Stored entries
##########

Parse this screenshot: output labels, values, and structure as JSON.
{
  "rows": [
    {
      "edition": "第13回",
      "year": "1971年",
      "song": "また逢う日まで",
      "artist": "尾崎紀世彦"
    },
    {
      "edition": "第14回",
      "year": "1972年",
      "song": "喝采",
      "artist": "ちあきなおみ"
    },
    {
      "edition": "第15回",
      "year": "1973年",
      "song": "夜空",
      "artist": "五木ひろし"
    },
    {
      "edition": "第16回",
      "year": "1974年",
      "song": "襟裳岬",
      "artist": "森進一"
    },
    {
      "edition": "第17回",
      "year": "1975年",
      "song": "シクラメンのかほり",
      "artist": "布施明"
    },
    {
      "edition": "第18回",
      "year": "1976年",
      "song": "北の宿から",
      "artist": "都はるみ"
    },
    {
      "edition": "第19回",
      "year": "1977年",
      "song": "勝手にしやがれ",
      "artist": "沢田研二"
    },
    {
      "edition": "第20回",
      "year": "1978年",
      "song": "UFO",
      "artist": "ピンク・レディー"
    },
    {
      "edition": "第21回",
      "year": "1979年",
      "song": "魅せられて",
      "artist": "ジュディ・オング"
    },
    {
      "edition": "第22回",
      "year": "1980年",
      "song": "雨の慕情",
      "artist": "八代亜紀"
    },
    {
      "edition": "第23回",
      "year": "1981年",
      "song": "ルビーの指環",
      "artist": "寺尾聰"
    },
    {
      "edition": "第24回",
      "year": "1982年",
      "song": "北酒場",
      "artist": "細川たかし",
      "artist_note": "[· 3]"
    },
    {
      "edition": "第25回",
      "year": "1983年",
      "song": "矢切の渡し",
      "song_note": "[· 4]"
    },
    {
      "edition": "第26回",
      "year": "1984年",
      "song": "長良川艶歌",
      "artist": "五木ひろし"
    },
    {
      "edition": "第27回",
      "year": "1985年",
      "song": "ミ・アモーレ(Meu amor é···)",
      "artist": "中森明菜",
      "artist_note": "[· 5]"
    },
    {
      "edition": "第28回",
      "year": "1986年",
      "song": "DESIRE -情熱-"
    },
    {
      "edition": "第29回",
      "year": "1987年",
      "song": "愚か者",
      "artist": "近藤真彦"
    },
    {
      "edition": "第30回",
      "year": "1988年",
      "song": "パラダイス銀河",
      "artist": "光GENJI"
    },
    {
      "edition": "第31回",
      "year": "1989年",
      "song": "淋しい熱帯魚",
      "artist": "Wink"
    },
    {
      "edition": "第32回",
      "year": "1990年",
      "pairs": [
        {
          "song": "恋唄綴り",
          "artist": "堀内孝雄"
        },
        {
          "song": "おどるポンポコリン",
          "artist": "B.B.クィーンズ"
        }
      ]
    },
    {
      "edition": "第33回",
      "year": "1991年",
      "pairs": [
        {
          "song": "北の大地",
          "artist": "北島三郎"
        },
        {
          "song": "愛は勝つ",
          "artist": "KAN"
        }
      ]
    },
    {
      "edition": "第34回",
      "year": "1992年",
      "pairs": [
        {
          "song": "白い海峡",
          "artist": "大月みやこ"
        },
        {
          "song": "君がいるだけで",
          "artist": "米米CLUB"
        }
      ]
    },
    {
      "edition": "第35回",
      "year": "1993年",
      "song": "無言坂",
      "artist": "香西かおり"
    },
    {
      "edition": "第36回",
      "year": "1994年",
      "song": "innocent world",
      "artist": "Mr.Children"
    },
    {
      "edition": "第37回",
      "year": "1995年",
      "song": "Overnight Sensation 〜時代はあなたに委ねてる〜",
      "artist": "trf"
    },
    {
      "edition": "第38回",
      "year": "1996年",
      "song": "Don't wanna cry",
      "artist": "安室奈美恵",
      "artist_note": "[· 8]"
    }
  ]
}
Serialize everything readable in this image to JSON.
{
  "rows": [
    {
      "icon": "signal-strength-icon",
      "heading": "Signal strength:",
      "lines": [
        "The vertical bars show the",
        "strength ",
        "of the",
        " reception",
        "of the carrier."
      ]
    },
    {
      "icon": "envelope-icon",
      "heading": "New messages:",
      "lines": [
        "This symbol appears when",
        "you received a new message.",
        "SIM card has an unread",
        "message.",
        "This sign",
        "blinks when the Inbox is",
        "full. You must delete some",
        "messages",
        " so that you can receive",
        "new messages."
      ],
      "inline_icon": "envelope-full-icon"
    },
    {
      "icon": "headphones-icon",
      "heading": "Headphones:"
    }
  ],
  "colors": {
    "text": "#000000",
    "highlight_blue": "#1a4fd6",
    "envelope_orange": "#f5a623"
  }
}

##########

▸ WORK REQUIRED
Retype all the material above precisely, with no line left out.

▸ RESULT OF THE TASK
Parse this screenshot: output labels, values, and structure as JSON.
{
  "rows": [
    {
      "edition": "第13回",
      "year": "1971年",
      "song": "また逢う日まで",
      "artist": "尾崎紀世彦"
    },
    {
      "edition": "第14回",
      "year": "1972年",
      "song": "喝采",
      "artist": "ちあきなおみ"
    },
    {
      "edition": "第15回",
      "year": "1973年",
      "song": "夜空",
      "artist": "五木ひろし"
    },
    {
      "edition": "第16回",
      "year": "1974年",
      "song": "襟裳岬",
      "artist": "森進一"
    },
    {
      "edition": "第17回",
      "year": "1975年",
      "song": "シクラメンのかほり",
      "artist": "布施明"
    },
    {
      "edition": "第18回",
      "year": "1976年",
      "song": "北の宿から",
      "artist": "都はるみ"
    },
    {
      "edition": "第19回",
      "year": "1977年",
      "song": "勝手にしやがれ",
      "artist": "沢田研二"
    },
    {
      "edition": "第20回",
      "year": "1978年",
      "song": "UFO",
      "artist": "ピンク・レディー"
    },
    {
      "edition": "第21回",
      "year": "1979年",
      "song": "魅せられて",
      "artist": "ジュディ・オング"
    },
    {
      "edition": "第22回",
      "year": "1980年",
      "song": "雨の慕情",
      "artist": "八代亜紀"
    },
    {
      "edition": "第23回",
      "year": "1981年",
      "song": "ルビーの指環",
      "artist": "寺尾聰"
    },
    {
      "edition": "第24回",
      "year": "1982年",
      "song": "北酒場",
      "artist": "細川たかし",
      "artist_note": "[· 3]"
    },
    {
      "edition": "第25回",
      "year": "1983年",
      "song": "矢切の渡し",
      "song_note": "[· 4]"
    },
    {
      "edition": "第26回",
      "year": "1984年",
      "song": "長良川艶歌",
      "artist": "五木ひろし"
    },
    {
      "edition": "第27回",
      "year": "1985年",
      "song": "ミ・アモーレ(Meu amor é···)",
      "artist": "中森明菜",
      "artist_note": "[· 5]"
    },
    {
      "edition": "第28回",
      "year": "1986年",
      "song": "DESIRE -情熱-"
    },
    {
      "edition": "第29回",
      "year": "1987年",
      "song": "愚か者",
      "artist": "近藤真彦"
    },
    {
      "edition": "第30回",
      "year": "1988年",
      "song": "パラダイス銀河",
      "artist": "光GENJI"
    },
    {
      "edition": "第31回",
      "year": "1989年",
      "song": "淋しい熱帯魚",
      "artist": "Wink"
    },
    {
      "edition": "第32回",
      "year": "1990年",
      "pairs": [
        {
          "song": "恋唄綴り",
          "artist": "堀内孝雄"
        },
        {
          "song": "おどるポンポコリン",
          "artist": "B.B.クィーンズ"
        }
      ]
    },
    {
      "edition": "第33回",
      "year": "1991年",
      "pairs": [
        {
          "song": "北の大地",
          "artist": "北島三郎"
        },
        {
          "song": "愛は勝つ",
          "artist": "KAN"
        }
      ]
    },
    {
      "edition": "第34回",
      "year": "1992年",
      "pairs": [
        {
          "song": "白い海峡",
          "artist": "大月みやこ"
        },
        {
          "song": "君がいるだけで",
          "artist": "米米CLUB"
        }
      ]
    },
    {
      "edition": "第35回",
      "year": "1993年",
      "song": "無言坂",
      "artist": "香西かおり"
    },
    {
      "edition": "第36回",
      "year": "1994年",
      "song": "innocent world",
      "artist": "Mr.Children"
    },
    {
      "edition": "第37回",
      "year": "1995年",
      "song": "Overnight Sensation 〜時代はあなたに委ねてる〜",
      "artist": "trf"
    },
    {
      "edition": "第38回",
      "year": "1996年",
      "song": "Don't wanna cry",
      "artist": "安室奈美恵",
      "artist_note": "[· 8]"
    }
  ]
}
Serialize everything readable in this image to JSON.
{
  "rows": [
    {
      "icon": "signal-strength-icon",
      "heading": "Signal strength:",
      "lines": [
        "The vertical bars show the",
        "strength ",
        "of the",
        " reception",
        "of the carrier."
      ]
    },
    {
      "icon": "envelope-icon",
      "heading": "New messages:",
      "lines": [
        "This symbol appears when",
        "you received a new message.",
        "SIM card has an unread",
        "message.",
        "This sign",
        "blinks when the Inbox is",
        "full. You must delete some",
        "messages",
        " so that you can receive",
        "new messages."
      ],
      "inline_icon": "envelope-full-icon"
    },
    {
      "icon": "headphones-icon",
      "heading": "Headphones:"
    }
  ],
  "colors": {
    "text": "#000000",
    "highlight_blue": "#1a4fd6",
    "envelope_orange": "#f5a623"
  }
}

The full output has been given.